→ **RECORDED DATA**
• • • • • • •

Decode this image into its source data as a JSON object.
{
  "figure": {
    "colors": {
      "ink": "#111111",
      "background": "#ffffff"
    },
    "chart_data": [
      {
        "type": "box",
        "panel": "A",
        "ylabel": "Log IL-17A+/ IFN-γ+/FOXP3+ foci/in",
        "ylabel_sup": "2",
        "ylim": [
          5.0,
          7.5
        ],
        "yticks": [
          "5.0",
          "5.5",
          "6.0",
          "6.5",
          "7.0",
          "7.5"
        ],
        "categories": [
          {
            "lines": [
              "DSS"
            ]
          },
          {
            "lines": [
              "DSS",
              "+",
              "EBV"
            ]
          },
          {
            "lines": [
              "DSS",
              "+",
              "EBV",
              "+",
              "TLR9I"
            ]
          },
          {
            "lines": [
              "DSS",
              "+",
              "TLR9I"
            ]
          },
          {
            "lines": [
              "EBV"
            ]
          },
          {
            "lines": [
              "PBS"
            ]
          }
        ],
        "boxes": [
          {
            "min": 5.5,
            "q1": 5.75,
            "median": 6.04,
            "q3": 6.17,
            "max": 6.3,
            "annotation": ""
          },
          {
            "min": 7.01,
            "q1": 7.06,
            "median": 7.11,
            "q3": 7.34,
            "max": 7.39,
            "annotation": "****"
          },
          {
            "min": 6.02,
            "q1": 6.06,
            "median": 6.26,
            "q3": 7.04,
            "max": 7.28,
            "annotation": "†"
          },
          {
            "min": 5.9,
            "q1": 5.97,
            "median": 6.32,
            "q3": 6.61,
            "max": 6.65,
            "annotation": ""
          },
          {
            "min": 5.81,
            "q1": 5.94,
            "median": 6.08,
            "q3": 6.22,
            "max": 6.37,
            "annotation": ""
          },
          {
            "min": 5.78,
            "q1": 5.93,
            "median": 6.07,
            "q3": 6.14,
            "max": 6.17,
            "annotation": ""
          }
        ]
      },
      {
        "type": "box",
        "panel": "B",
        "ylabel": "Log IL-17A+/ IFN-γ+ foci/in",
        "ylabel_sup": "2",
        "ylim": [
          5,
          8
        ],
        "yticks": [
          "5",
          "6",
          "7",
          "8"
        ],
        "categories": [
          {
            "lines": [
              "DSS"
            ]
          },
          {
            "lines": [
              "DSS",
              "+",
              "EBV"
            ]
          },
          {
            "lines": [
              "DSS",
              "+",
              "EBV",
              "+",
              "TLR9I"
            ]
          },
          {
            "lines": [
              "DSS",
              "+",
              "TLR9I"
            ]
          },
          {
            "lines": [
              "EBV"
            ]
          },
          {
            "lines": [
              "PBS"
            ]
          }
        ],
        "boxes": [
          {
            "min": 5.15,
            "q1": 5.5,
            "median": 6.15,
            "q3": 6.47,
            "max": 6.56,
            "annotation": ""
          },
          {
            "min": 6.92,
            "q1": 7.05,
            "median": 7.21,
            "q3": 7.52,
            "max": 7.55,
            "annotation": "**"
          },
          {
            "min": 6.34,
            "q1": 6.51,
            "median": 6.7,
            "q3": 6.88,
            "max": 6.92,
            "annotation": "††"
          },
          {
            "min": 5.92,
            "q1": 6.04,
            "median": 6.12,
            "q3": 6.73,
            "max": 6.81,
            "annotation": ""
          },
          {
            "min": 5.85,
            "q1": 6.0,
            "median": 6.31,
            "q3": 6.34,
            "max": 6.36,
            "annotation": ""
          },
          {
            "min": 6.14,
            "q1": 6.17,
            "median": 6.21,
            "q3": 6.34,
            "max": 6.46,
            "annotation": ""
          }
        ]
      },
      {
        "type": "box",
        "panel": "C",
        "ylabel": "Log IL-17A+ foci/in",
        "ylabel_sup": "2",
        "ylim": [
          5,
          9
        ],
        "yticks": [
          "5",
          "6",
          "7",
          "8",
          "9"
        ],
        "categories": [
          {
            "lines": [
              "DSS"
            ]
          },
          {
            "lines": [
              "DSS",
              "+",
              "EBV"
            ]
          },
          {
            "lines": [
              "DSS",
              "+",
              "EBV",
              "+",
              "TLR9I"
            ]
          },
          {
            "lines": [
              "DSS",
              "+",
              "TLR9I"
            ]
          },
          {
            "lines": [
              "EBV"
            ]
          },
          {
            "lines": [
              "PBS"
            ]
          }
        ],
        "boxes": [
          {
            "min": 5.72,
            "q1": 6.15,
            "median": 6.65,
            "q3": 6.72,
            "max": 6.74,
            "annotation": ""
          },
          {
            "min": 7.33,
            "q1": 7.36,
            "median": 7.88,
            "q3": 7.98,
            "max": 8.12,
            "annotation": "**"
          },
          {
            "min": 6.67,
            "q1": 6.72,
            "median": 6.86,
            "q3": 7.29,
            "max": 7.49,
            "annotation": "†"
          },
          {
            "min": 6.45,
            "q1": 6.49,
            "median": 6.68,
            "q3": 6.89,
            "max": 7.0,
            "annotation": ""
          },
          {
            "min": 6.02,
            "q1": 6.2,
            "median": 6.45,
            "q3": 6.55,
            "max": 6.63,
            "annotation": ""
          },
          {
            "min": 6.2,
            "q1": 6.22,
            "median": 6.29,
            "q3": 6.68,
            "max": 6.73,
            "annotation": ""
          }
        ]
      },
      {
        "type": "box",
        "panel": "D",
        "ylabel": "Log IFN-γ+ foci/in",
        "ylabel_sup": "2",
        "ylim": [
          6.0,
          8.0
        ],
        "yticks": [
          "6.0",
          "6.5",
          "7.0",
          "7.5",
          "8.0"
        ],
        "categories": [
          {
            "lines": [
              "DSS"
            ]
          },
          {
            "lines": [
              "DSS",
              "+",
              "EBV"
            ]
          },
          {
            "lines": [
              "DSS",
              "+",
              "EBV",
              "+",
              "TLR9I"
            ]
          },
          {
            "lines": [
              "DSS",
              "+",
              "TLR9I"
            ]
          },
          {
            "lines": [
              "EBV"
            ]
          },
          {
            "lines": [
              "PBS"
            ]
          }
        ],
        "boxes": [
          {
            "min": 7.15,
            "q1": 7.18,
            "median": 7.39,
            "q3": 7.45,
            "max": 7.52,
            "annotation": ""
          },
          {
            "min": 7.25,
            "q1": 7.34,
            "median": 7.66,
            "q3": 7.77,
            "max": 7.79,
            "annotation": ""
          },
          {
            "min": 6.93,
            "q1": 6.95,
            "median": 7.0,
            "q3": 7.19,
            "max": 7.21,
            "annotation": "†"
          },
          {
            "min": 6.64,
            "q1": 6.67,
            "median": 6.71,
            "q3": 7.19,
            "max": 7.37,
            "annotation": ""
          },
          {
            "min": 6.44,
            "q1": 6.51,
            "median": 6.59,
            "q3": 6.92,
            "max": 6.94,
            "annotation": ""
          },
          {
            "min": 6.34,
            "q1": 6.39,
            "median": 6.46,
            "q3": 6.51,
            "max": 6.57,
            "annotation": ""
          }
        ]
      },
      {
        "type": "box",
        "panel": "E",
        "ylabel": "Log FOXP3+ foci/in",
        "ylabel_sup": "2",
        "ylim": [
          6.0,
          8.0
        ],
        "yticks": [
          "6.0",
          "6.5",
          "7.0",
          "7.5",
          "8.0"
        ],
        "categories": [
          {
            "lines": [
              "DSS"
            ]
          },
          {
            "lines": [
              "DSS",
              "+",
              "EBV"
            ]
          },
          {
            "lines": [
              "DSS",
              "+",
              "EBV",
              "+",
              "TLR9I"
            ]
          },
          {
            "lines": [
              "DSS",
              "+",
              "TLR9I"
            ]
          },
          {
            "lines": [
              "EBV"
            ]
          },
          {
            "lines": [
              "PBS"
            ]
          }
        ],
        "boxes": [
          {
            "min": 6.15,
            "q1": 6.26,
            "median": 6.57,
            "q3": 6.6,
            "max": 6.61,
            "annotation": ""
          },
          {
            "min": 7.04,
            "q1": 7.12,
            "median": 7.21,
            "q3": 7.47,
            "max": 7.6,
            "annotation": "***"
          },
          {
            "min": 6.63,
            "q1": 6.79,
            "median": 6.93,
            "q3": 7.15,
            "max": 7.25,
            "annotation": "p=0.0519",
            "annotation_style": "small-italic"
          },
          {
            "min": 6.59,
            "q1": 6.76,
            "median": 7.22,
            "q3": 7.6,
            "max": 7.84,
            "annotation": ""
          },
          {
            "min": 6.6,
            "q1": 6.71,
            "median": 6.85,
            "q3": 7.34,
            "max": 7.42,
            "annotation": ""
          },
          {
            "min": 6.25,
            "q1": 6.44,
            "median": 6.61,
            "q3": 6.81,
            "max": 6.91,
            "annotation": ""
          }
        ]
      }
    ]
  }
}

• • • • • • •

→ **DIRECTIONS FOR THIS TASK**
Say how many lines in the records above hold "foci", and give no other text.

→ **FINISHED EXERCISE**
5